- [Exercise] Identify all lines below that hold "Date" and collect them.

-- Begin --

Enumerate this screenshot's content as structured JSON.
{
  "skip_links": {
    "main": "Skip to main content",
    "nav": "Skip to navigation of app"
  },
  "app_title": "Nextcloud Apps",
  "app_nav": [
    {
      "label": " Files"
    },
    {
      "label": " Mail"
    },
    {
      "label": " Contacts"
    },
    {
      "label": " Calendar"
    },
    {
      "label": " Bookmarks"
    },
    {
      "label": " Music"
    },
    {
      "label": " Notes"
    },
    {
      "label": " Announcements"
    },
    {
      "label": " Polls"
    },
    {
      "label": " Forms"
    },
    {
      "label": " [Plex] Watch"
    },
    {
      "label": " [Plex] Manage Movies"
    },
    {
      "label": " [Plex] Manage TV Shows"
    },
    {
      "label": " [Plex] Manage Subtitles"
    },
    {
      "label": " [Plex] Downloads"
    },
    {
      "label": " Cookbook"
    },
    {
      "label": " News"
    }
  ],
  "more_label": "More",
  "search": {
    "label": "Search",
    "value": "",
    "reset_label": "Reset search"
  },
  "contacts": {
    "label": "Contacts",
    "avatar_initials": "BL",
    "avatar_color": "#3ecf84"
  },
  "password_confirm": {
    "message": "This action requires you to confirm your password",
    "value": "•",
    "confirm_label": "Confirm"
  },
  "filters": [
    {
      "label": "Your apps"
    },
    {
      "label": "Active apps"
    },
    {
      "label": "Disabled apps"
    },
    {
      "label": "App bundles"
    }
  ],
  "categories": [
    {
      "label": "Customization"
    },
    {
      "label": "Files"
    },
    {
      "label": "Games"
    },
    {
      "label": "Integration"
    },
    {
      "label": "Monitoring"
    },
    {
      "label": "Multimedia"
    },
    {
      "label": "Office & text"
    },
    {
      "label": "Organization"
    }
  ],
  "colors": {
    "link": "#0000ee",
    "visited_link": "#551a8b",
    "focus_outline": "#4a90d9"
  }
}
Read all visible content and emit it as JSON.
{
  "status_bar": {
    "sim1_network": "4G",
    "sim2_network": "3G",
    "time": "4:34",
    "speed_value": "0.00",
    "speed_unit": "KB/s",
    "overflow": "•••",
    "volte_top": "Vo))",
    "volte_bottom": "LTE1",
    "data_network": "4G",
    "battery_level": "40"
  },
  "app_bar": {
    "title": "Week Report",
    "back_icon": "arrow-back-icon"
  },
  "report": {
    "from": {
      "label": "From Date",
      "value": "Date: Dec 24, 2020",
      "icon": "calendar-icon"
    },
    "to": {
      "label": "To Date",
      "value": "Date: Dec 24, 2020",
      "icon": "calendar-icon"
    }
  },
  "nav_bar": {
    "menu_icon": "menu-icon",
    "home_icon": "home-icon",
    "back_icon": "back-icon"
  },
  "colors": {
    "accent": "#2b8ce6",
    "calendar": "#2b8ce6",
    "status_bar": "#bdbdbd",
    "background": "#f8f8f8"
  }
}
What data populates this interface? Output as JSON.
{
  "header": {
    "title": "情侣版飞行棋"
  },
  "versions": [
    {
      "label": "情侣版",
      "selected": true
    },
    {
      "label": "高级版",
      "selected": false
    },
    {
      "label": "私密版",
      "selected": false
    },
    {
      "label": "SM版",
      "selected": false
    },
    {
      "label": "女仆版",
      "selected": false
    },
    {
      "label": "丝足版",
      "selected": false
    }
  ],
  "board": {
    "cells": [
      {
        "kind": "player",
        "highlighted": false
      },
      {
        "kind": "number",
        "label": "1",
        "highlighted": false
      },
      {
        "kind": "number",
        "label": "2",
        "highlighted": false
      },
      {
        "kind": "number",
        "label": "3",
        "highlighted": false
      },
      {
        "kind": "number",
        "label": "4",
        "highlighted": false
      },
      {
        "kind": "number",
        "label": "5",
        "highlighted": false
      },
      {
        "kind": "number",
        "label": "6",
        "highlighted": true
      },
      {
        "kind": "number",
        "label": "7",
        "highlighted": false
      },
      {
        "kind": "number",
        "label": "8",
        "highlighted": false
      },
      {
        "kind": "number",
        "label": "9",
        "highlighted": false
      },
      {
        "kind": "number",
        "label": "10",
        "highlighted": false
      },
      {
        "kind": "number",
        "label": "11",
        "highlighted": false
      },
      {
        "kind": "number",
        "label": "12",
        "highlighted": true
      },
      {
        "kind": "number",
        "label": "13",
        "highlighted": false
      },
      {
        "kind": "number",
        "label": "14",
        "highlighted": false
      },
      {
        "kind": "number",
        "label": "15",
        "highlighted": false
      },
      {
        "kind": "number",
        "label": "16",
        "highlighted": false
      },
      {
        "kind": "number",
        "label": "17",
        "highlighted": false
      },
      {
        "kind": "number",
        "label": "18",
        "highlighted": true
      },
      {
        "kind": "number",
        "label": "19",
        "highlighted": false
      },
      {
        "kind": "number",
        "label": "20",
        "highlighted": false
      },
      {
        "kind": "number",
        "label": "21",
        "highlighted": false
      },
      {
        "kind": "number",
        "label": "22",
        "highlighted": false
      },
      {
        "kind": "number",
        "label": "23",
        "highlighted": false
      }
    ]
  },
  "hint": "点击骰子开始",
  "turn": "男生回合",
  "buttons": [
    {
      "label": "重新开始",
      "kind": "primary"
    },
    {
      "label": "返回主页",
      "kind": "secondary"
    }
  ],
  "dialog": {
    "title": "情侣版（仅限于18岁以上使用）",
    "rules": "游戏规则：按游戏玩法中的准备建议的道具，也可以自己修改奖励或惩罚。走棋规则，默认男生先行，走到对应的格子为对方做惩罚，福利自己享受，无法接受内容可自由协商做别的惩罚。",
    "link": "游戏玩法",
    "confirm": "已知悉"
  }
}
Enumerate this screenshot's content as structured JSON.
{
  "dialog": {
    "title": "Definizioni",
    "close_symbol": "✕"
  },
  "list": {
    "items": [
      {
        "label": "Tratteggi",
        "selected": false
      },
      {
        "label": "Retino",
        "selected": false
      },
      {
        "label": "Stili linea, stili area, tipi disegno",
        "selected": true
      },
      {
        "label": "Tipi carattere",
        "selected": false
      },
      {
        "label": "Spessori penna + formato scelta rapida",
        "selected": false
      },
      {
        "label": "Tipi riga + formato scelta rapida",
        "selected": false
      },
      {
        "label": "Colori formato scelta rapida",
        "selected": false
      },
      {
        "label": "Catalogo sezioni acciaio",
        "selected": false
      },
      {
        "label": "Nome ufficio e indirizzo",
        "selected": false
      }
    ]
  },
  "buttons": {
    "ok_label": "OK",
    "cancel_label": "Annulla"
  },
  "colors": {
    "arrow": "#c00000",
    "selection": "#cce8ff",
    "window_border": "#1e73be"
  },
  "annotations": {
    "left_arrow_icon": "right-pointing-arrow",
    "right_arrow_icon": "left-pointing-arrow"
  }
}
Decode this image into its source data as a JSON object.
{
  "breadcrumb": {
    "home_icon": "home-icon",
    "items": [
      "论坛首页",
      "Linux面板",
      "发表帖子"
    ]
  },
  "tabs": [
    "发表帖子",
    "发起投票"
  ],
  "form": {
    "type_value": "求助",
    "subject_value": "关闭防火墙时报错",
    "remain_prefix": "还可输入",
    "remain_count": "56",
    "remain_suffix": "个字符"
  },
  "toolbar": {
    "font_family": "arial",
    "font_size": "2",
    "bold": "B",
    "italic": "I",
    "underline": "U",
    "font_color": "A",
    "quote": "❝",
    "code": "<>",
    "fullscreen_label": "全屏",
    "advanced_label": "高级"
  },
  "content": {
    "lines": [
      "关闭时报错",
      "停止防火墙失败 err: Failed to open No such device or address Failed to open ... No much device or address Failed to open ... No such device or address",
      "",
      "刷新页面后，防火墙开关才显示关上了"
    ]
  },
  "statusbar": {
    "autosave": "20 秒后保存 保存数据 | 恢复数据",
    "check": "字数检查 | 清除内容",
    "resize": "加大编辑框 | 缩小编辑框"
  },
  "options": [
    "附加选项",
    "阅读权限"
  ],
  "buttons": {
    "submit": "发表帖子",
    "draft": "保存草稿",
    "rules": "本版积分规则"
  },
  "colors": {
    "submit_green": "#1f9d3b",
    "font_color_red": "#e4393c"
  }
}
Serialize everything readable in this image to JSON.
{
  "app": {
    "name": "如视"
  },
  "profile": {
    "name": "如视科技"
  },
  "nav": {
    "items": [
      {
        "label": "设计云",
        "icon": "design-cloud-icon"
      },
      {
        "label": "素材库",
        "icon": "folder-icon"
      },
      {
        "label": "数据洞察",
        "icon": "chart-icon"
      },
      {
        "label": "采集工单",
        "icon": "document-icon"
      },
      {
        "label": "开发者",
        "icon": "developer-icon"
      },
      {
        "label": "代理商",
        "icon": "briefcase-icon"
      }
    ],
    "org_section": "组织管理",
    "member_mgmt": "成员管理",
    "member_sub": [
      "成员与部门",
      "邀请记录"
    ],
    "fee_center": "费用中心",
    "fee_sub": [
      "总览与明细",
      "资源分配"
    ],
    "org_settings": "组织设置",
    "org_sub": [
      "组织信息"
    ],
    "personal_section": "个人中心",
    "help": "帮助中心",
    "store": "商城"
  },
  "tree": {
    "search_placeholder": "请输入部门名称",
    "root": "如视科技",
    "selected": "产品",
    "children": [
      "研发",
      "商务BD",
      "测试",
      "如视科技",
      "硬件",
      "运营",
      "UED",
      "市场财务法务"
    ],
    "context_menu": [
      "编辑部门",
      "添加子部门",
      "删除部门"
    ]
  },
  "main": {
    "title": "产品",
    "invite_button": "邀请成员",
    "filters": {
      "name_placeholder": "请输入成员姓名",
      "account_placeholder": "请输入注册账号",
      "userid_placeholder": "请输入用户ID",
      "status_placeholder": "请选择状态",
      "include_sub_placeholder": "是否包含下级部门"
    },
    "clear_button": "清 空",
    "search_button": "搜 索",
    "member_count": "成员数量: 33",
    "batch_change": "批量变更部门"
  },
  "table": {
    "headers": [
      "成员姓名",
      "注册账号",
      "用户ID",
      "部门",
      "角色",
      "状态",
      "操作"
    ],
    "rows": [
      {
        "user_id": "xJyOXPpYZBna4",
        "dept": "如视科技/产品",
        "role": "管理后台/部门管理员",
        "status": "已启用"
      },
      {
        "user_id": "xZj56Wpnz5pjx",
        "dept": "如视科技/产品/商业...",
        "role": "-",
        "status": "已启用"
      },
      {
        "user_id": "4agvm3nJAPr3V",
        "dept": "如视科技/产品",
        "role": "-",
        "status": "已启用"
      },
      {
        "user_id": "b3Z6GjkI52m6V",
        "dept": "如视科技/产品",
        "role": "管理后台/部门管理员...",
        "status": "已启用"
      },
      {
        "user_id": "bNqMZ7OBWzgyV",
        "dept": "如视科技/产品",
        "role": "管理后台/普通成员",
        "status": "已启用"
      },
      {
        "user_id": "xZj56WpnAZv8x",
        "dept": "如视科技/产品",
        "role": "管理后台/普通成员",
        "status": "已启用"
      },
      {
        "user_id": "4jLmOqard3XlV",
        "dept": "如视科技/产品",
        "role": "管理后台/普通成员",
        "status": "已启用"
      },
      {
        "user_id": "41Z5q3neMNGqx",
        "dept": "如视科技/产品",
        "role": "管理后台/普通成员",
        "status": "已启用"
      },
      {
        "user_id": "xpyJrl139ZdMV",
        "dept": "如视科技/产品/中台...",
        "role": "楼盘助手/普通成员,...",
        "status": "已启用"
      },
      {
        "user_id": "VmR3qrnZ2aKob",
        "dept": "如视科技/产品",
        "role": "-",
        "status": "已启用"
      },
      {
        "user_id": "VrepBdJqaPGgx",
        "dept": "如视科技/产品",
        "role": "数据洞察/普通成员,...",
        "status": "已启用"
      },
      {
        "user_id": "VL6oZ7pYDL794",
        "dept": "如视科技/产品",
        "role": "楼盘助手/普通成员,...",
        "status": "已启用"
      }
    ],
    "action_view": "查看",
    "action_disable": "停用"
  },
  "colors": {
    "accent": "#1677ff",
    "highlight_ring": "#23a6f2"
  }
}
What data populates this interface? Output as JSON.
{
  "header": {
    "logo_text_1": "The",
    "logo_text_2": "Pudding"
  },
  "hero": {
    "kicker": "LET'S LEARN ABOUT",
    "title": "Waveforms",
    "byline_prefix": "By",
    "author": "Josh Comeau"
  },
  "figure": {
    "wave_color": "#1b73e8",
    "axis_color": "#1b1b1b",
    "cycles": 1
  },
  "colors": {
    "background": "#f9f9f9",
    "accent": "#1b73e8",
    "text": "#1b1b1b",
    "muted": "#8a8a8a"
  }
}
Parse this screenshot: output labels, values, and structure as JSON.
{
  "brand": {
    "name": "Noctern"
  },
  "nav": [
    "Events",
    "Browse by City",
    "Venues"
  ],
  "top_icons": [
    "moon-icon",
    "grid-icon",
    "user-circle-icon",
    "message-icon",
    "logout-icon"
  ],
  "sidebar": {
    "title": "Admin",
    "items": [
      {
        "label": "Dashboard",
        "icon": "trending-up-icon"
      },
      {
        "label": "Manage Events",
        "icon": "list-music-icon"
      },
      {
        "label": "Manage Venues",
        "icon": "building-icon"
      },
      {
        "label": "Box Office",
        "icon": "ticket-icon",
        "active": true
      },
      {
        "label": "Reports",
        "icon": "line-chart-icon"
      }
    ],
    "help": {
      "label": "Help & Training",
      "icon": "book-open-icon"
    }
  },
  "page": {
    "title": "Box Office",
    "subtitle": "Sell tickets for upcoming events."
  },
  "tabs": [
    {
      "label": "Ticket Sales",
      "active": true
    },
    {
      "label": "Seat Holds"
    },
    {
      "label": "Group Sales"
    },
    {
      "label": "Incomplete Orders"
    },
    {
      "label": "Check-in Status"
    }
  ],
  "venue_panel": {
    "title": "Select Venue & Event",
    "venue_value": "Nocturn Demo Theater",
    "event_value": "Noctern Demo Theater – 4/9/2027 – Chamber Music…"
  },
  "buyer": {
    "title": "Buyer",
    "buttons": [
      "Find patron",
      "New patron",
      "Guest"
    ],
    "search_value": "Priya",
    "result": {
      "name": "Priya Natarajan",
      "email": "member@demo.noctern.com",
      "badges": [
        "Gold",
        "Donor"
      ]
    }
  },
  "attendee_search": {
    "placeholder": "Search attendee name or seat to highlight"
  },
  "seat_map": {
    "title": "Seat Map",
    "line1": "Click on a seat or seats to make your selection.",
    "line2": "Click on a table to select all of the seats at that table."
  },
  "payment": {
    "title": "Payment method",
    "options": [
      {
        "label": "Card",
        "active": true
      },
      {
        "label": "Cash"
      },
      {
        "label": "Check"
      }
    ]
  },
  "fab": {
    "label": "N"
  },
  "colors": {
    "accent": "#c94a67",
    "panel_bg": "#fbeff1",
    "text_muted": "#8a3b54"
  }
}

-- End --

- [Result of this exercise]
      "label": "From Date",
      "value": "Date: Dec 24, 2020",
      "label": "To Date",
      "value": "Date: Dec 24, 2020",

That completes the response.